WHAT YOU ARE ASKED TO DO:
Pull out every line with the word "можу".

═════ SUPPLIED RECORDS ═════

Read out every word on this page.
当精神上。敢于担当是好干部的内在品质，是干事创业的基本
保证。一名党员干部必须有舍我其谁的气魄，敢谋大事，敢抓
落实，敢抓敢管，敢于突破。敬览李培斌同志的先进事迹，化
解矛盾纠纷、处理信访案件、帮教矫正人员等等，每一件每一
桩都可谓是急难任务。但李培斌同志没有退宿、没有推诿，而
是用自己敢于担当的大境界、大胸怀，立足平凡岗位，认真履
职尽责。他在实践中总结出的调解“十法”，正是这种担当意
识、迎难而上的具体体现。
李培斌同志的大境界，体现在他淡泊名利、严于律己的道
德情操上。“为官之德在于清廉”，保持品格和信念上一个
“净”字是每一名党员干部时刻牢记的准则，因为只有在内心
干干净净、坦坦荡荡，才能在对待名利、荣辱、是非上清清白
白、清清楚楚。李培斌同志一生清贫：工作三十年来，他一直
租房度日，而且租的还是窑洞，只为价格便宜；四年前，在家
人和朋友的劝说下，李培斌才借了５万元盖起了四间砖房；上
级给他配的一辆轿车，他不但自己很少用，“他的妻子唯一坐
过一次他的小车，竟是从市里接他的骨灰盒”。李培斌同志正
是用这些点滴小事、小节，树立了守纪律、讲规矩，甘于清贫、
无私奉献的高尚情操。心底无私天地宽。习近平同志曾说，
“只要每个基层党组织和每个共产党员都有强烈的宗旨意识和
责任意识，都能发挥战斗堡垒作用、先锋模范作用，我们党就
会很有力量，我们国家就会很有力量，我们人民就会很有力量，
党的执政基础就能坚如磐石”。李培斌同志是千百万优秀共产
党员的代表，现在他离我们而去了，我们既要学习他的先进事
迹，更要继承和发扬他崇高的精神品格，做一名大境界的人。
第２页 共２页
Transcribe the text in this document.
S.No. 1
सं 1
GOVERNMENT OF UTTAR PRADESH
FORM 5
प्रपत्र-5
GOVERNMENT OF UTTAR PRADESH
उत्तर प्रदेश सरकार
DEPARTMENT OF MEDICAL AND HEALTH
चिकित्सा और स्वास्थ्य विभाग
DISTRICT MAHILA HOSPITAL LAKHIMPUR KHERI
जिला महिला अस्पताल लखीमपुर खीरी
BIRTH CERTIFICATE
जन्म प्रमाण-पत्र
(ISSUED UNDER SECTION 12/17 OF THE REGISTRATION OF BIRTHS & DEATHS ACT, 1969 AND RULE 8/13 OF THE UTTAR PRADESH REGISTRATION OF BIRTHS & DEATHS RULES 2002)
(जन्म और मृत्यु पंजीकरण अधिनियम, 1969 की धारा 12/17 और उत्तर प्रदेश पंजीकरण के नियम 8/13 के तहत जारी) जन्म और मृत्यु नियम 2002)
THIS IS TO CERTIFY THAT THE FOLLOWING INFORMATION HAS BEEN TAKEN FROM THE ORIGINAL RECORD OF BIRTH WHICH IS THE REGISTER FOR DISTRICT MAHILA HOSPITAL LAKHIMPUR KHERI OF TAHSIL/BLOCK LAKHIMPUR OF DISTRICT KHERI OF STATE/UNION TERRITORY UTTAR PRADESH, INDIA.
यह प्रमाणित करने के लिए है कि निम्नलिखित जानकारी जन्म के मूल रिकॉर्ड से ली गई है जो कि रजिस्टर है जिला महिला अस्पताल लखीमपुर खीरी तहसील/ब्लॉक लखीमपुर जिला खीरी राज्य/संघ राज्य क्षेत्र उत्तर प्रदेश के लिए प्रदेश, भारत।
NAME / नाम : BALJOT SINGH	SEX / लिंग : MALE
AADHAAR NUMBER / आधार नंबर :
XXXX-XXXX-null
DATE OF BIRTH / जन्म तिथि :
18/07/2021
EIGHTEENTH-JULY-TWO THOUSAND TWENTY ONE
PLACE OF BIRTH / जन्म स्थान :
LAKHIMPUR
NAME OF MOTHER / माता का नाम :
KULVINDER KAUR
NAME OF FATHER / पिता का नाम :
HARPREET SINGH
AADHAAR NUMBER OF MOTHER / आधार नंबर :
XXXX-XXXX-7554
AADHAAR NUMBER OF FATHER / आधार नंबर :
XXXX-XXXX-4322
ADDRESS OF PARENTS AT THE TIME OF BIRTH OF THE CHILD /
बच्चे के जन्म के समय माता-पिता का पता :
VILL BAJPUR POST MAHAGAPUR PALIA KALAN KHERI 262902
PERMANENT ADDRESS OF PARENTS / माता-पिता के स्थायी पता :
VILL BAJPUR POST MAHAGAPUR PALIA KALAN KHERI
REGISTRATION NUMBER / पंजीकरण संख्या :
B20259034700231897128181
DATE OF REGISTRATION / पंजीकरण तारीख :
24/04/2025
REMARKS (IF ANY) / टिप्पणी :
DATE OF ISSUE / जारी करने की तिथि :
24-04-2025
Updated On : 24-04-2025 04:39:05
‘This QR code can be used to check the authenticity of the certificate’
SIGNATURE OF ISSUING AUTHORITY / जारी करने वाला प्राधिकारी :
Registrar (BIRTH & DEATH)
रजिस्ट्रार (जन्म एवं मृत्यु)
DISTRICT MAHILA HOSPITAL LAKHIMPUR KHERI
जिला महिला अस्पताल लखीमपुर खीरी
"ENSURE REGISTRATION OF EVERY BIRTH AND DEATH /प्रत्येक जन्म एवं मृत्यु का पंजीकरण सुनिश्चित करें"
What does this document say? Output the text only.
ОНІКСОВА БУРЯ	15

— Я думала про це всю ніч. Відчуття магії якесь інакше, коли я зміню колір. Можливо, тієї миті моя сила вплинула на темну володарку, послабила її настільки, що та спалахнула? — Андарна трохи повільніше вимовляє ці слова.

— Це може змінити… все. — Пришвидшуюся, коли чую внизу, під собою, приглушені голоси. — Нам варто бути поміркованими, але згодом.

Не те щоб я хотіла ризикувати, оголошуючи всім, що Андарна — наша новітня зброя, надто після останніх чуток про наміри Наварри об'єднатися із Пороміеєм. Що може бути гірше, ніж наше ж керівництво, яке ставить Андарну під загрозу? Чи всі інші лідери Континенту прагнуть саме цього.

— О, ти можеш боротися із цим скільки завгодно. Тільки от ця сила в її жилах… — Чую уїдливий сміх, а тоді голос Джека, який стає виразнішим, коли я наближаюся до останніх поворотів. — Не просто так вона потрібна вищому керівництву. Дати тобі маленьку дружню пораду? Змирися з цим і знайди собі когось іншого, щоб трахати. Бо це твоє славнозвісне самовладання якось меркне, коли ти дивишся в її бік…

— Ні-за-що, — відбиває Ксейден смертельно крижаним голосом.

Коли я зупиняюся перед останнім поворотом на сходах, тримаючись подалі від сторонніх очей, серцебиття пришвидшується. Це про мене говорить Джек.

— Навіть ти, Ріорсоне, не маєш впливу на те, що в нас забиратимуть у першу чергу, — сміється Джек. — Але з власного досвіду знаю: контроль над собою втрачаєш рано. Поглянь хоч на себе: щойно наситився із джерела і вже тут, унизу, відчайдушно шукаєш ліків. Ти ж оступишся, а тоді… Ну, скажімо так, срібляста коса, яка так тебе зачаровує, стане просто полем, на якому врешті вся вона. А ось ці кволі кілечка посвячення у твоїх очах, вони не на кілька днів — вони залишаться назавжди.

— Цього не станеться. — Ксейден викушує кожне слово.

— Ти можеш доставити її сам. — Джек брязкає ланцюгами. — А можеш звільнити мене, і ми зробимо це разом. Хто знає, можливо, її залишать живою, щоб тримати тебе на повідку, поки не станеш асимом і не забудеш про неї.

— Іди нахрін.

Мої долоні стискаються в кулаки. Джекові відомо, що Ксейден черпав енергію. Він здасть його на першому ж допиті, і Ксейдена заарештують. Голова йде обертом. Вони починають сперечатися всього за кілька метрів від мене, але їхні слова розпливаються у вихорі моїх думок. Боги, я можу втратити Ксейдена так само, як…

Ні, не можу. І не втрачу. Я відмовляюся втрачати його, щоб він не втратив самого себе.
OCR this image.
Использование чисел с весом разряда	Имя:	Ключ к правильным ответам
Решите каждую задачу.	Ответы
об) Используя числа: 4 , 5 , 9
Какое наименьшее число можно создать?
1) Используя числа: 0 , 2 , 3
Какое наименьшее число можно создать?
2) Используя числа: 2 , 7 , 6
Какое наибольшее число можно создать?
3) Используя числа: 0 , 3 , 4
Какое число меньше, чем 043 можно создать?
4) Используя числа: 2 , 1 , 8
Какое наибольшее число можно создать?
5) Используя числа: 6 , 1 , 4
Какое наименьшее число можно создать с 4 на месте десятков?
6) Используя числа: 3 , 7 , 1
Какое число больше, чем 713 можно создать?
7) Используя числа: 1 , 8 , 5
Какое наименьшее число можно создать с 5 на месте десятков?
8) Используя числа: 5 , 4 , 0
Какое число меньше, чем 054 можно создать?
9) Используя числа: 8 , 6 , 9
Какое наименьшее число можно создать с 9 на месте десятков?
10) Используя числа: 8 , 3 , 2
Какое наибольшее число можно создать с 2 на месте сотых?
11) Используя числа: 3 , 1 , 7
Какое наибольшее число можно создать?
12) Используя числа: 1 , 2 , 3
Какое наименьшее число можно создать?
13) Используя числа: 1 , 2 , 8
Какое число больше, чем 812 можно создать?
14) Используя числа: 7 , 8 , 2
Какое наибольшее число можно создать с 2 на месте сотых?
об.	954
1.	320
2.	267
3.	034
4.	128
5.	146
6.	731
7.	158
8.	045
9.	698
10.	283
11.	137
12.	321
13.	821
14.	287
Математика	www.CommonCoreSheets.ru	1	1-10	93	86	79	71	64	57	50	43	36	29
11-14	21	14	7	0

═════

SOLUTION TO THIS TASK:
Мої долоні стискаються в кулаки. Джекові відомо, що Ксейден черпав енергію. Він здасть його на першому ж допиті, і Ксейдена заарештують. Голова йде обертом. Вони починають сперечатися всього за кілька метрів від мене, але їхні слова розпливаються у вихорі моїх думок. Боги, я можу втратити Ксейдена так само, як…
Ні, не можу. І не втрачу. Я відмовляюся втрачати його, щоб він не втратив самого себе.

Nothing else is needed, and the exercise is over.